--- EXERCISE MATERIAL ---
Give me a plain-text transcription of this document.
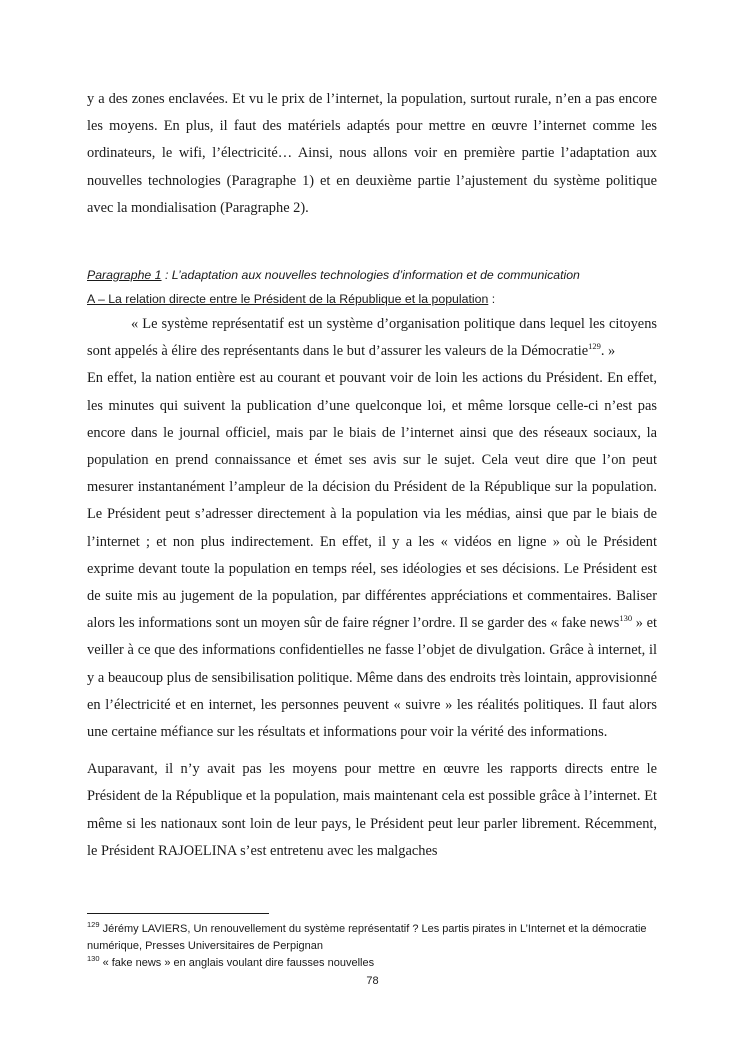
y a des zones enclavées. Et vu le prix de l’internet, la population, surtout rurale, n’en a pas encore les moyens. En plus, il faut des matériels adaptés pour mettre en œuvre l’internet comme les ordinateurs, le wifi, l’électricité… Ainsi, nous allons voir en première partie l’adaptation aux nouvelles technologies (Paragraphe 1) et en deuxième partie l’ajustement du système politique avec la mondialisation (Paragraphe 2).

Paragraphe 1 : L’adaptation aux nouvelles technologies d’information et de communication
A – La relation directe entre le Président de la République et la population :

« Le système représentatif est un système d’organisation politique dans lequel les citoyens sont appelés à élire des représentants dans le but d’assurer les valeurs de la Démocratie$^{129}$. »

En effet, la nation entière est au courant et pouvant voir de loin les actions du Président. En effet, les minutes qui suivent la publication d’une quelconque loi, et même lorsque celle-ci n’est pas encore dans le journal officiel, mais par le biais de l’internet ainsi que des réseaux sociaux, la population en prend connaissance et émet ses avis sur le sujet. Cela veut dire que l’on peut mesurer instantanément l’ampleur de la décision du Président de la République sur la population. Le Président peut s’adresser directement à la population via les médias, ainsi que par le biais de l’internet ; et non plus indirectement. En effet, il y a les « vidéos en ligne » où le Président exprime devant toute la population en temps réel, ses idéologies et ses décisions. Le Président est de suite mis au jugement de la population, par différentes appréciations et commentaires. Baliser alors les informations sont un moyen sûr de faire régner l’ordre. Il se garder des « fake news$^{130}$ » et veiller à ce que des informations confidentielles ne fasse l’objet de divulgation. Grâce à internet, il y a beaucoup plus de sensibilisation politique. Même dans des endroits très lointain, approvisionné en l’électricité et en internet, les personnes peuvent « suivre » les réalités politiques. Il faut alors une certaine méfiance sur les résultats et informations pour voir la vérité des informations.

Auparavant, il n’y avait pas les moyens pour mettre en œuvre les rapports directs entre le Président de la République et la population, mais maintenant cela est possible grâce à l’internet. Et même si les nationaux sont loin de leur pays, le Président peut leur parler librement. Récemment, le Président RAJOELINA s’est entretenu avec les malgaches

$^{129}$ Jérémy LAVIERS, Un renouvellement du système représentatif ? Les partis pirates in L’Internet et la démocratie numérique, Presses Universitaires de Perpignan
$^{130}$ « fake news » en anglais voulant dire fausses nouvelles
78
---
** EXERCISE BRIEF **
Pick out the lines containing the string "technologies" and show them.

** THE REPLY **
y a des zones enclavées. Et vu le prix de l’internet, la population, surtout rurale, n’en a pas encore les moyens. En plus, il faut des matériels adaptés pour mettre en œuvre l’internet comme les ordinateurs, le wifi, l’électricité… Ainsi, nous allons voir en première partie l’adaptation aux nouvelles technologies (Paragraphe 1) et en deuxième partie l’ajustement du système politique avec la mondialisation (Paragraphe 2).
Paragraphe 1 : L’adaptation aux nouvelles technologies d’information et de communication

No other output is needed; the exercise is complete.